**TASK TO COMPLETE**
Find each line holding the word "ichiga" and give the total alone.

------

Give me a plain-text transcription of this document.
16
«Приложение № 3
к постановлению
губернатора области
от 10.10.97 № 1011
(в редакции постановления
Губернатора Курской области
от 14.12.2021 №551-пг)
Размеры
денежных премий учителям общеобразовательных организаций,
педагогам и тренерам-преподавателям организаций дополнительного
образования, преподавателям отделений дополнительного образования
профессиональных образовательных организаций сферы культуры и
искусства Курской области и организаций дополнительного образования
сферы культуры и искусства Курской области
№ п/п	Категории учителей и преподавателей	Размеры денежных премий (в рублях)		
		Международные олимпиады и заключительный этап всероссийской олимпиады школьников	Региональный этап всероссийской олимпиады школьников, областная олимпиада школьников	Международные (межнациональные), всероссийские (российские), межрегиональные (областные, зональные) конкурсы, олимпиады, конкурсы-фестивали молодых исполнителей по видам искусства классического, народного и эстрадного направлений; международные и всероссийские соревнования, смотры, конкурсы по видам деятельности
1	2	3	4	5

------

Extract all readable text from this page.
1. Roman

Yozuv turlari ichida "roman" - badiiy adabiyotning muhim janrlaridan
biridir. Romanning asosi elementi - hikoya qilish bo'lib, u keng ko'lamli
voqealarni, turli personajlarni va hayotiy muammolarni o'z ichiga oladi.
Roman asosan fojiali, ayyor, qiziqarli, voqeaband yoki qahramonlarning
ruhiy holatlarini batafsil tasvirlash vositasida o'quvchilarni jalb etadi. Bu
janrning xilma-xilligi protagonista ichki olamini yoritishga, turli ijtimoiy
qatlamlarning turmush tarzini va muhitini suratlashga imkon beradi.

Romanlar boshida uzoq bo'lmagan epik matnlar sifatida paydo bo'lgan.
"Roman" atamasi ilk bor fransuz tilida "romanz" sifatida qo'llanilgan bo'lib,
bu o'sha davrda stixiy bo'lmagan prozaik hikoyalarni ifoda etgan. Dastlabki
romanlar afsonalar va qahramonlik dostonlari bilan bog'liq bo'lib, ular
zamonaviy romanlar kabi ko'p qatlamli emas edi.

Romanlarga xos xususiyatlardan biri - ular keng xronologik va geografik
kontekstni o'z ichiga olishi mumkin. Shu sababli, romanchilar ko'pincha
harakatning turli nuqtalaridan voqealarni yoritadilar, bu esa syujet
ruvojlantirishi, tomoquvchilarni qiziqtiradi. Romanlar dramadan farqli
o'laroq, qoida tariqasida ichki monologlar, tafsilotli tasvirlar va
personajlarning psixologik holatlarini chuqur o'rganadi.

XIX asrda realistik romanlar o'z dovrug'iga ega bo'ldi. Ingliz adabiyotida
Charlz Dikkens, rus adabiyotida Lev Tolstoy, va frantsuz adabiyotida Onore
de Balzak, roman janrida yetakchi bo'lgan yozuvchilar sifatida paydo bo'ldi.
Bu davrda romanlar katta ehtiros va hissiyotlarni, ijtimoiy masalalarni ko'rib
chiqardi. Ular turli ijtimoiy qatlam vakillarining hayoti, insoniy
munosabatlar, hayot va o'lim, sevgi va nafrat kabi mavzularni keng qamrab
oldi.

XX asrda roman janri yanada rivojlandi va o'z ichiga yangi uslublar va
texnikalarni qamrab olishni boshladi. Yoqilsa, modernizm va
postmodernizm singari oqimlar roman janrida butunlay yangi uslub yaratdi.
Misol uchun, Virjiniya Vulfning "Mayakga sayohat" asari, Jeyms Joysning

------

**RESULT FOR THIS EXERCISE**
3